* Task to complete *
Copy out all lines that hold "Alkaloids".

[Start of Raw data]

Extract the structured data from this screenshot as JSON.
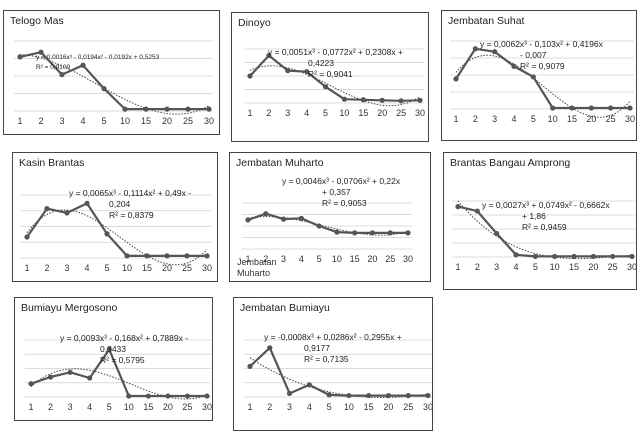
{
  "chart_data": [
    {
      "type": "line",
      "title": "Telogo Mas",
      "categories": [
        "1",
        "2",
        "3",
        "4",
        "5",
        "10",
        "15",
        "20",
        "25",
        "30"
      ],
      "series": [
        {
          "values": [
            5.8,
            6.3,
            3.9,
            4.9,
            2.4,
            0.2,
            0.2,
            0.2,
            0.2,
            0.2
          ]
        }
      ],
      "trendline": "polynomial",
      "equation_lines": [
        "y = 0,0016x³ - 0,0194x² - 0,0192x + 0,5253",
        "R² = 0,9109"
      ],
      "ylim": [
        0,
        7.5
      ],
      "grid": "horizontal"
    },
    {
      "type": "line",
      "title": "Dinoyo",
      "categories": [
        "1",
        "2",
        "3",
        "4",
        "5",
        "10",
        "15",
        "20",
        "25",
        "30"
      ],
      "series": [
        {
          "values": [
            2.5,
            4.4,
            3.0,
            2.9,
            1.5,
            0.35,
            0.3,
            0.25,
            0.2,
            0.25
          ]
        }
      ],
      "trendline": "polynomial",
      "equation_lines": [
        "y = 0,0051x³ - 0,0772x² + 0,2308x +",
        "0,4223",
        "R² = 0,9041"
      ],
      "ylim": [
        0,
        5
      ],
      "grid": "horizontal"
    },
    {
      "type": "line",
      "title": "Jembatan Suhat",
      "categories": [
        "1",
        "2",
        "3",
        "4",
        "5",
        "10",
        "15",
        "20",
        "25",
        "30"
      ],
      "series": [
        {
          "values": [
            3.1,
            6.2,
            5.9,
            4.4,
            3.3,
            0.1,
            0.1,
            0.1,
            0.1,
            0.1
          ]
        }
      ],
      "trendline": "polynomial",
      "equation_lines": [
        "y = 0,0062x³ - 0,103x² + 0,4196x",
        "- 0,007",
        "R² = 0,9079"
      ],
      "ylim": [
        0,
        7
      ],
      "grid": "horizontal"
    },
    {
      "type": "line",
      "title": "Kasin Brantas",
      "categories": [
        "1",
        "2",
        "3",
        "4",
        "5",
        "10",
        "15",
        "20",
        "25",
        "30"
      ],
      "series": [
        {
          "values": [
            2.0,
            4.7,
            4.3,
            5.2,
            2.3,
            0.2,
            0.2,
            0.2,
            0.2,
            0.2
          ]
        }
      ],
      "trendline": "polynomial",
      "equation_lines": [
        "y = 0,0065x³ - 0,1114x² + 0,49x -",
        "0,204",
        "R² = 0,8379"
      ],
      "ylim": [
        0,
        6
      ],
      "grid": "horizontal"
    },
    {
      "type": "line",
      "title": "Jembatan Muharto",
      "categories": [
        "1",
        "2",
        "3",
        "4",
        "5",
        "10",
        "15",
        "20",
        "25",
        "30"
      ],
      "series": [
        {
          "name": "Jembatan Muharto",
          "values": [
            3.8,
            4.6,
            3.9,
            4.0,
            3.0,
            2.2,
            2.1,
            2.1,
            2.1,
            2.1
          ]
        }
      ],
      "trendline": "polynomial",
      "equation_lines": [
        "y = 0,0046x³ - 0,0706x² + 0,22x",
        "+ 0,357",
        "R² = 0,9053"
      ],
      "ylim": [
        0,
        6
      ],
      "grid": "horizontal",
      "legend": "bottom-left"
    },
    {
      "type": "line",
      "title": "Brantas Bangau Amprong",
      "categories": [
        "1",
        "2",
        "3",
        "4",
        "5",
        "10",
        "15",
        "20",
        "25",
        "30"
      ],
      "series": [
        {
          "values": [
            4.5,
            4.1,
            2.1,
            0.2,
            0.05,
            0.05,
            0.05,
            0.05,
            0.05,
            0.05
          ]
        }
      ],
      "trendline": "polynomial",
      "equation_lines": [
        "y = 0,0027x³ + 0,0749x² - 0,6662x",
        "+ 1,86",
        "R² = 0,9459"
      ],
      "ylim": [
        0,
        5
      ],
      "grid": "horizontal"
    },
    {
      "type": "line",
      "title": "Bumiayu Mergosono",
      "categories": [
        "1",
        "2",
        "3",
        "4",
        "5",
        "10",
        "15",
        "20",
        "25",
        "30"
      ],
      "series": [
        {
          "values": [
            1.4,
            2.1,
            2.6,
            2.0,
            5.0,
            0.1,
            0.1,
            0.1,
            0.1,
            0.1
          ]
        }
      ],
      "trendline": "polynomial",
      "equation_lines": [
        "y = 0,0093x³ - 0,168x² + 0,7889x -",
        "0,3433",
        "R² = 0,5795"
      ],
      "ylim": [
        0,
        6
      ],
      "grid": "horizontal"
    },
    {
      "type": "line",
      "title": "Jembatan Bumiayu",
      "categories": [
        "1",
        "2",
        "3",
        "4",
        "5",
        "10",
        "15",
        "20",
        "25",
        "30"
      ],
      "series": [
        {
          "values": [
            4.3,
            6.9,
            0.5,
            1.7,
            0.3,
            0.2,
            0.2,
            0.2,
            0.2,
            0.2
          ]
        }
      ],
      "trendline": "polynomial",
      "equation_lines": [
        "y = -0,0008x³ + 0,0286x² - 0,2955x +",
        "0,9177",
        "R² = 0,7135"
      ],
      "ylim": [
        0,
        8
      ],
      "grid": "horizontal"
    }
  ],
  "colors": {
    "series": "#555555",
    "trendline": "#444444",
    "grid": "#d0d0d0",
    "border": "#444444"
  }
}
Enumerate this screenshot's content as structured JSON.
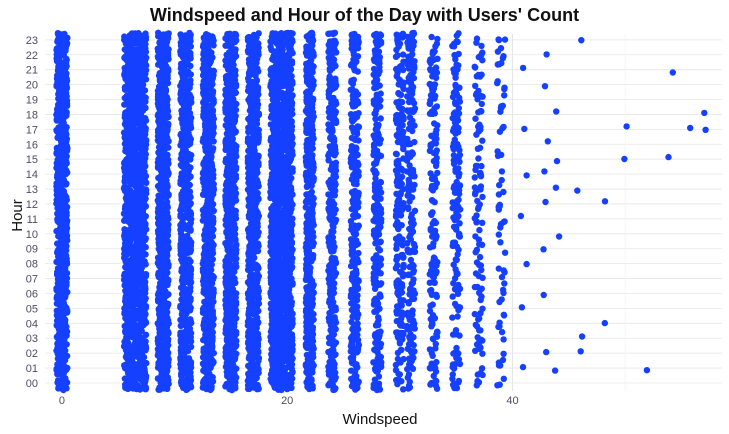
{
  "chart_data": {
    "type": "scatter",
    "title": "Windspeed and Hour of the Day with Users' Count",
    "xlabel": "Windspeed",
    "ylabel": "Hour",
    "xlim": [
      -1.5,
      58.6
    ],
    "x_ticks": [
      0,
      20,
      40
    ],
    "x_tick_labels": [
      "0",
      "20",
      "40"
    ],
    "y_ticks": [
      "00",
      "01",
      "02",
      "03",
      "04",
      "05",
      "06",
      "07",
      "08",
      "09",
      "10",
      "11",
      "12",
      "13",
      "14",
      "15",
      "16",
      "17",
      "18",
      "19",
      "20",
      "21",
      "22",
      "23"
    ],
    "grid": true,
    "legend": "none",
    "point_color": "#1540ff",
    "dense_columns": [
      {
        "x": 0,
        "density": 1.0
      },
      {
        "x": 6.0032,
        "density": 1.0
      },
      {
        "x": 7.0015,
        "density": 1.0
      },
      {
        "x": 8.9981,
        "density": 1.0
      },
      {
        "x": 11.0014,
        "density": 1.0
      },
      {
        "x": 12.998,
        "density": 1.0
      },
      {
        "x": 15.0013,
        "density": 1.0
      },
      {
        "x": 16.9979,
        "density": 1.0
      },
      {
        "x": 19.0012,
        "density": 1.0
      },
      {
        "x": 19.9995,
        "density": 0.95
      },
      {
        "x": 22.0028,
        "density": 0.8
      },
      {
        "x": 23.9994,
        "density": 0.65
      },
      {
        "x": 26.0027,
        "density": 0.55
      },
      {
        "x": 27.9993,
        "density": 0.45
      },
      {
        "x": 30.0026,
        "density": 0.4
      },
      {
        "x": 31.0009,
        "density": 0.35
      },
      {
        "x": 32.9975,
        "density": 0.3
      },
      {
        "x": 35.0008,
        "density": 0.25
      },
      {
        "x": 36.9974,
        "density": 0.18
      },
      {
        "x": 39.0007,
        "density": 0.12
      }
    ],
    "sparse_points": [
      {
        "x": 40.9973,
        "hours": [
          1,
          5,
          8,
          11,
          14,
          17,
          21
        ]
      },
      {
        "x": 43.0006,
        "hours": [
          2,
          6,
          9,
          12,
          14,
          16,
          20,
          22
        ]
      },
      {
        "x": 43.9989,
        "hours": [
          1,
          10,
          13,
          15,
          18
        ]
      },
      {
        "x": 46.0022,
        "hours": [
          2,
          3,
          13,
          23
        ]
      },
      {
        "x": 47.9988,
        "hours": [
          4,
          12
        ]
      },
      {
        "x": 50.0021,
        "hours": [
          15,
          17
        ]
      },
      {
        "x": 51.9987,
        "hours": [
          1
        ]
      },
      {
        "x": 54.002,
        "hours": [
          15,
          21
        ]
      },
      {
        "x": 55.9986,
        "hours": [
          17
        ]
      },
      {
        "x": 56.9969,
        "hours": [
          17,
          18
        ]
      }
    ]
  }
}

[End of Raw data]
[Start of Raw data]

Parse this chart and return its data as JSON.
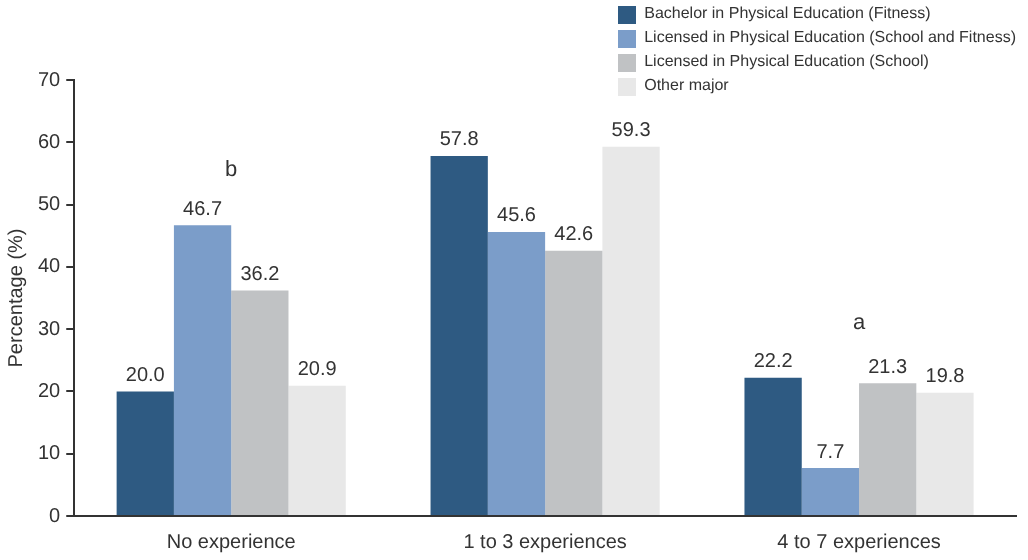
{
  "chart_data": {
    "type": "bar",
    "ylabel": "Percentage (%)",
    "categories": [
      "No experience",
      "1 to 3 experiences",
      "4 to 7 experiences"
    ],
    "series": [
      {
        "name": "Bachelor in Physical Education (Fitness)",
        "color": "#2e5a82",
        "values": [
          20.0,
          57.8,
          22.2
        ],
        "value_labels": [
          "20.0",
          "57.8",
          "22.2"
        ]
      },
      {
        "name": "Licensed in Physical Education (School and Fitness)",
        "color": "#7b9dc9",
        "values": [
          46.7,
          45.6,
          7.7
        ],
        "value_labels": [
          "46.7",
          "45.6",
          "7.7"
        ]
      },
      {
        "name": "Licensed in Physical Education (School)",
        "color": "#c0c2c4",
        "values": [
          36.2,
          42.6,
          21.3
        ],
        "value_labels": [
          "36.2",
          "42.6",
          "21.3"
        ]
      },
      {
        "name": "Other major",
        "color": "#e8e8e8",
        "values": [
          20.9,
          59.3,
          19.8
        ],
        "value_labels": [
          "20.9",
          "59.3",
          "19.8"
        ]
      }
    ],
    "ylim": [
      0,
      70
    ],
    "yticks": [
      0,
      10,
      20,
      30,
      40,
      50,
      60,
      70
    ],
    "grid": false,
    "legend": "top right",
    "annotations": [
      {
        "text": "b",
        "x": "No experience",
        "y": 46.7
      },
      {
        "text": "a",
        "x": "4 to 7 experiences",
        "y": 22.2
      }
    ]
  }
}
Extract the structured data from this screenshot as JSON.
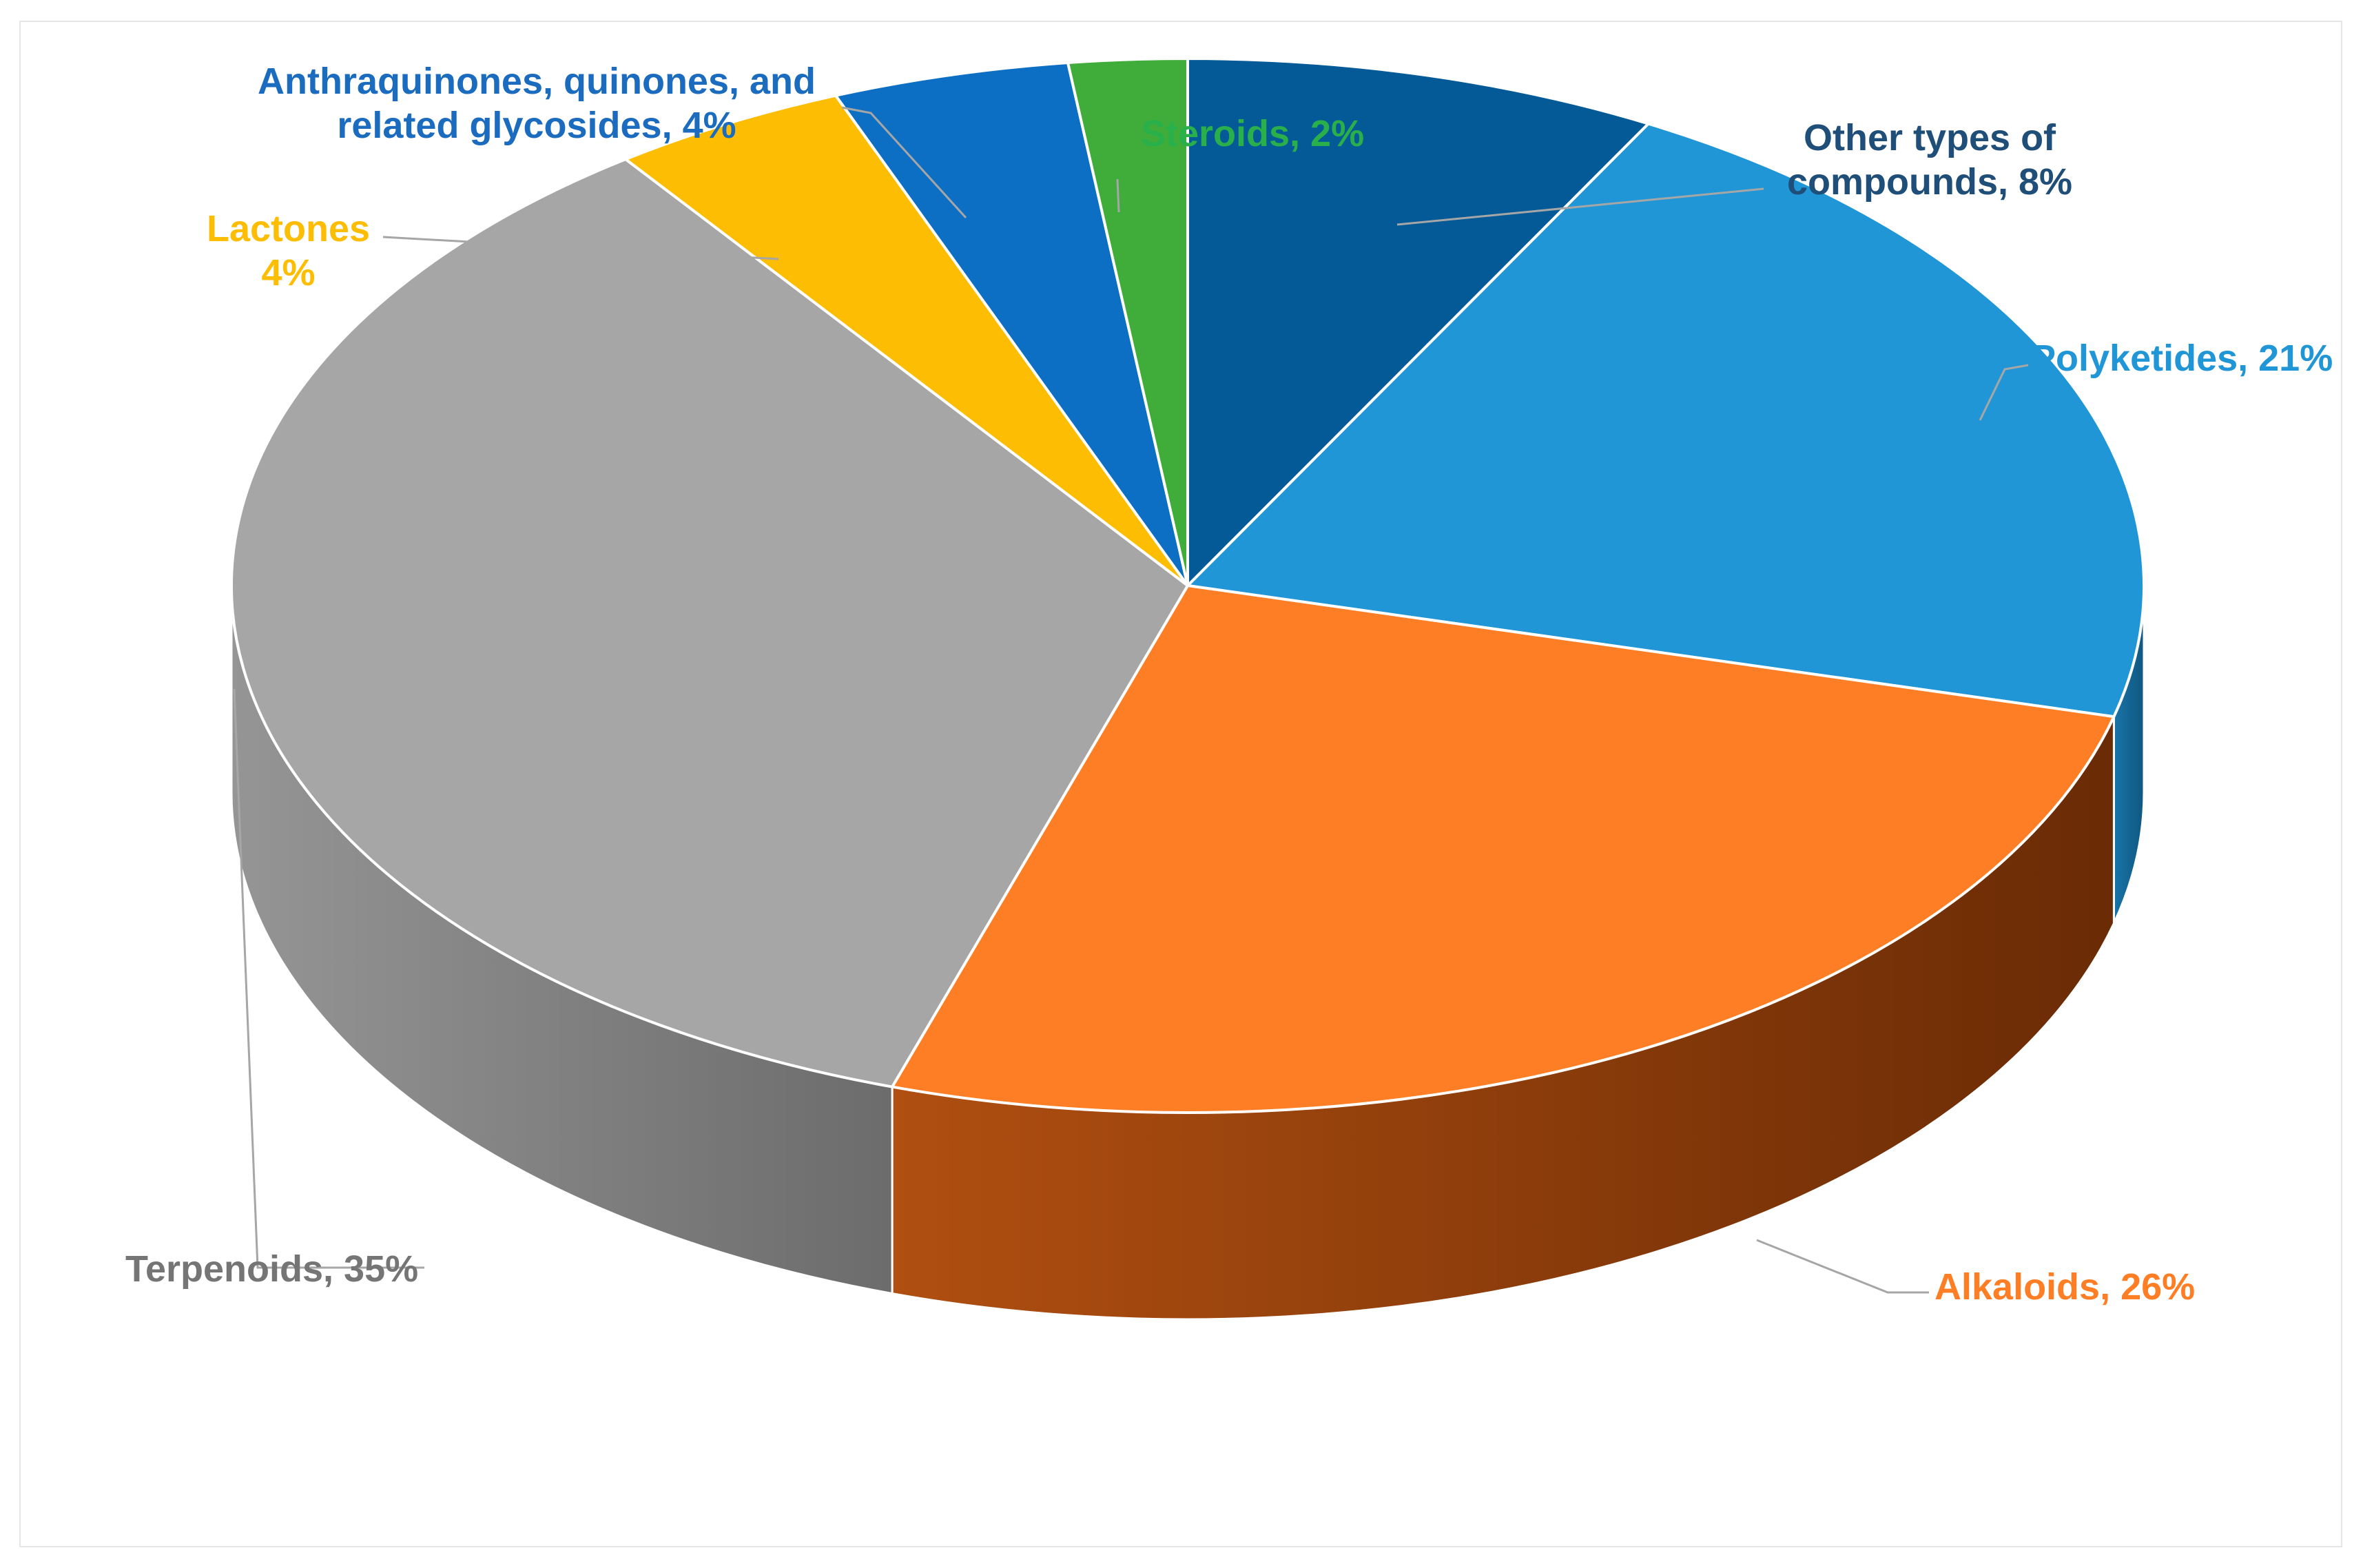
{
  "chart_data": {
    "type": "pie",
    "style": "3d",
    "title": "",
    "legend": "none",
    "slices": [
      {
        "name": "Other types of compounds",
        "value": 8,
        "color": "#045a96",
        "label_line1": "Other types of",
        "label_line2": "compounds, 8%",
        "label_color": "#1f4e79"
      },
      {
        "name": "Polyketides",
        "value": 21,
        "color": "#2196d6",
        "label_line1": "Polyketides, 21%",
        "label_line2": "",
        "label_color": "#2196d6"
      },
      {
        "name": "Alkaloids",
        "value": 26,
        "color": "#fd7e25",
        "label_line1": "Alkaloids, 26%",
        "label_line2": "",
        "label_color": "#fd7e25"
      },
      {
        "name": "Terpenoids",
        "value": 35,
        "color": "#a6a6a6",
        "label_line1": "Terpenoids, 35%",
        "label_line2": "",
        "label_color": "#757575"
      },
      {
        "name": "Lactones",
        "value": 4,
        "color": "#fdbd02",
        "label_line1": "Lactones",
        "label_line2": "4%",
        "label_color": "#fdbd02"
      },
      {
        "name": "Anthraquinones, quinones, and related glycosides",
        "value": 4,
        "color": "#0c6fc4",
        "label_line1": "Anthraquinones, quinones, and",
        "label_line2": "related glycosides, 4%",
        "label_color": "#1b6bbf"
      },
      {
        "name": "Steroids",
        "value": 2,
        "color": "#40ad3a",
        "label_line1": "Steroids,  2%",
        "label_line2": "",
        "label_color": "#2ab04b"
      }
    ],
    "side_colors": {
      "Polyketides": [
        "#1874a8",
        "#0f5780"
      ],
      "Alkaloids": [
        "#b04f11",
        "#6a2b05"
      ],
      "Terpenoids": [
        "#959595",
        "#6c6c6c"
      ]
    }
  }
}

[End of Raw data]
[Start of Raw data]

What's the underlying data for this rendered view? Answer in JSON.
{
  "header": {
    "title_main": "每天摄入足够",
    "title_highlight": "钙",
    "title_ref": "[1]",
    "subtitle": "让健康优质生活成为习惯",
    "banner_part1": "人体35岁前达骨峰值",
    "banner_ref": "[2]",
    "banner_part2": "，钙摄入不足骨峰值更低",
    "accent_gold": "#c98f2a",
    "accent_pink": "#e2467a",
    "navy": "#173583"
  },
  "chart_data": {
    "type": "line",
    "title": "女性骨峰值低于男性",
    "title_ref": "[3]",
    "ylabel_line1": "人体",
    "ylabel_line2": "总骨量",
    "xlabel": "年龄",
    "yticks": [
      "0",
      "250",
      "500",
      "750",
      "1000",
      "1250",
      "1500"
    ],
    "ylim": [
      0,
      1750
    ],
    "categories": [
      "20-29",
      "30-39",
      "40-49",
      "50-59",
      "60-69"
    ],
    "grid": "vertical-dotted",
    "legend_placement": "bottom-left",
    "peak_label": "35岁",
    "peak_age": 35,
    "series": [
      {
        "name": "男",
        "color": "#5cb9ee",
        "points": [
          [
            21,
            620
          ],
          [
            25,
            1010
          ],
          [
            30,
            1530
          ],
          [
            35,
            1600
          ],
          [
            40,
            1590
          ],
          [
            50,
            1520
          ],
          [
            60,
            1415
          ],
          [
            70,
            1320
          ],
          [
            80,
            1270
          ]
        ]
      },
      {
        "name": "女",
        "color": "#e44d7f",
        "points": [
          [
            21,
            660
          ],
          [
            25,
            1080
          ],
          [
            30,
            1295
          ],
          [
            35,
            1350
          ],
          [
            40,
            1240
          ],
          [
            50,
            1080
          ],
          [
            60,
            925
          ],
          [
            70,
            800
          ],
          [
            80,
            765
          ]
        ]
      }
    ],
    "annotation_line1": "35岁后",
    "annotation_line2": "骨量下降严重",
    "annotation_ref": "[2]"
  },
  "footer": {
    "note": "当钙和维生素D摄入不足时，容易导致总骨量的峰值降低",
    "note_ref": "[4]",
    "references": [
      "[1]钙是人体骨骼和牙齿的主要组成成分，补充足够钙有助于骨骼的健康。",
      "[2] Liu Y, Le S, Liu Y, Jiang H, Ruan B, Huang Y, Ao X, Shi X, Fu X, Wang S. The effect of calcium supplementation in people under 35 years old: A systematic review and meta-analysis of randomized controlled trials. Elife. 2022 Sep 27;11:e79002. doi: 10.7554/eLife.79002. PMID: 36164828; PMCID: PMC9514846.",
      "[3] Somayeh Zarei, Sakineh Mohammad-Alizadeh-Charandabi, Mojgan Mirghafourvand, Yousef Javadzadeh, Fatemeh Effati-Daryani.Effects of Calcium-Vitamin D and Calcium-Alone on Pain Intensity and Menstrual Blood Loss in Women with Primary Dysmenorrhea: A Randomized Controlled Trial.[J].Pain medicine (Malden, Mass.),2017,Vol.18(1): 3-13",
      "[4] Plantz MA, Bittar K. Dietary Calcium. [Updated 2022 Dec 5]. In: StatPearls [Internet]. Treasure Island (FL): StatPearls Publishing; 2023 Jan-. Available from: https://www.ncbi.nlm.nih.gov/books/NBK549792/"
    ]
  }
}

[End of Raw data]

* Expected answer *
        "name": "Alkaloids",
        "label_line1": "Alkaloids, 26%",
      "Alkaloids": [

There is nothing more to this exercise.